--- begin DATA EXCERPTS ---
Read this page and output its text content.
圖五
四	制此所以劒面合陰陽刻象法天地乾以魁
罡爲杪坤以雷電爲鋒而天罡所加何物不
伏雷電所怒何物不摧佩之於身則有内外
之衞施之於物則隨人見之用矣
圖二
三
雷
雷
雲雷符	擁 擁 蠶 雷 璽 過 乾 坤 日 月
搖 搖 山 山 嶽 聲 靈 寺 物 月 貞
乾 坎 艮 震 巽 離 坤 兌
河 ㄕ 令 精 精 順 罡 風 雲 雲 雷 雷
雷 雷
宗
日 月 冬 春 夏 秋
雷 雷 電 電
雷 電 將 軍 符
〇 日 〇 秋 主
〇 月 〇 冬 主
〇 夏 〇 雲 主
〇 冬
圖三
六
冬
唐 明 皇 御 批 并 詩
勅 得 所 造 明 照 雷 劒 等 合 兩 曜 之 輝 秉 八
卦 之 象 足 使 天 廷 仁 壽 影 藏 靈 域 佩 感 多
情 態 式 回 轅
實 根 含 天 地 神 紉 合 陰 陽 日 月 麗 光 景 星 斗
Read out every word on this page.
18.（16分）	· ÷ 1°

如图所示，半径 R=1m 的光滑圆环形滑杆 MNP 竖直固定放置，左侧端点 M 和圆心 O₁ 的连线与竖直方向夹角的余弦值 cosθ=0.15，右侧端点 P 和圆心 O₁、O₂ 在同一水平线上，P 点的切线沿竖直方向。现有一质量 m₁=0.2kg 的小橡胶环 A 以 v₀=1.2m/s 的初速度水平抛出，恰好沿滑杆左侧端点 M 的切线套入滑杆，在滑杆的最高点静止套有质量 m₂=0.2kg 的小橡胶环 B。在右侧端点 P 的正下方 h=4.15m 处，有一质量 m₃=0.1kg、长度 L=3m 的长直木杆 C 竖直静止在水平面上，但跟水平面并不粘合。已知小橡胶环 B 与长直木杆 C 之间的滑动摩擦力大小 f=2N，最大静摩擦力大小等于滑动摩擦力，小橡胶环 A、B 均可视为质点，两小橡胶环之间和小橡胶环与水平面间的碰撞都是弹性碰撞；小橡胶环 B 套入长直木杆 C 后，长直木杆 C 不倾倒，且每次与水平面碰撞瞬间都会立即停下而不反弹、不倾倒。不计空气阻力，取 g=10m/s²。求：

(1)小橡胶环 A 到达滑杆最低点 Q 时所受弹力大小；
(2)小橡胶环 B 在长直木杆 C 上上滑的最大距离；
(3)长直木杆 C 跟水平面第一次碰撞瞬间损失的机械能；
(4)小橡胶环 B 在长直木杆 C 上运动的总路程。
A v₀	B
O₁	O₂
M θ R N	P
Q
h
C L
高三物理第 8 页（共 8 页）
--- end DATA EXCERPTS ---
### DIRECTIONS
Extract all of the data shown above and repeat it verbatim.

### RESPONSE FOR THIS EXERCISE
Read this page and output its text content.
圖五
四	制此所以劒面合陰陽刻象法天地乾以魁
罡爲杪坤以雷電爲鋒而天罡所加何物不
伏雷電所怒何物不摧佩之於身則有内外
之衞施之於物則隨人見之用矣
圖二
三
雷
雷
雲雷符	擁 擁 蠶 雷 璽 過 乾 坤 日 月
搖 搖 山 山 嶽 聲 靈 寺 物 月 貞
乾 坎 艮 震 巽 離 坤 兌
河 ㄕ 令 精 精 順 罡 風 雲 雲 雷 雷
雷 雷
宗
日 月 冬 春 夏 秋
雷 雷 電 電
雷 電 將 軍 符
〇 日 〇 秋 主
〇 月 〇 冬 主
〇 夏 〇 雲 主
〇 冬
圖三
六
冬
唐 明 皇 御 批 并 詩
勅 得 所 造 明 照 雷 劒 等 合 兩 曜 之 輝 秉 八
卦 之 象 足 使 天 廷 仁 壽 影 藏 靈 域 佩 感 多
情 態 式 回 轅
實 根 含 天 地 神 紉 合 陰 陽 日 月 麗 光 景 星 斗
Read out every word on this page.
18.（16分）	· ÷ 1°

如图所示，半径 R=1m 的光滑圆环形滑杆 MNP 竖直固定放置，左侧端点 M 和圆心 O₁ 的连线与竖直方向夹角的余弦值 cosθ=0.15，右侧端点 P 和圆心 O₁、O₂ 在同一水平线上，P 点的切线沿竖直方向。现有一质量 m₁=0.2kg 的小橡胶环 A 以 v₀=1.2m/s 的初速度水平抛出，恰好沿滑杆左侧端点 M 的切线套入滑杆，在滑杆的最高点静止套有质量 m₂=0.2kg 的小橡胶环 B。在右侧端点 P 的正下方 h=4.15m 处，有一质量 m₃=0.1kg、长度 L=3m 的长直木杆 C 竖直静止在水平面上，但跟水平面并不粘合。已知小橡胶环 B 与长直木杆 C 之间的滑动摩擦力大小 f=2N，最大静摩擦力大小等于滑动摩擦力，小橡胶环 A、B 均可视为质点，两小橡胶环之间和小橡胶环与水平面间的碰撞都是弹性碰撞；小橡胶环 B 套入长直木杆 C 后，长直木杆 C 不倾倒，且每次与水平面碰撞瞬间都会立即停下而不反弹、不倾倒。不计空气阻力，取 g=10m/s²。求：

(1)小橡胶环 A 到达滑杆最低点 Q 时所受弹力大小；
(2)小橡胶环 B 在长直木杆 C 上上滑的最大距离；
(3)长直木杆 C 跟水平面第一次碰撞瞬间损失的机械能；
(4)小橡胶环 B 在长直木杆 C 上运动的总路程。
A v₀	B
O₁	O₂
M θ R N	P
Q
h
C L
高三物理第 8 页（共 8 页）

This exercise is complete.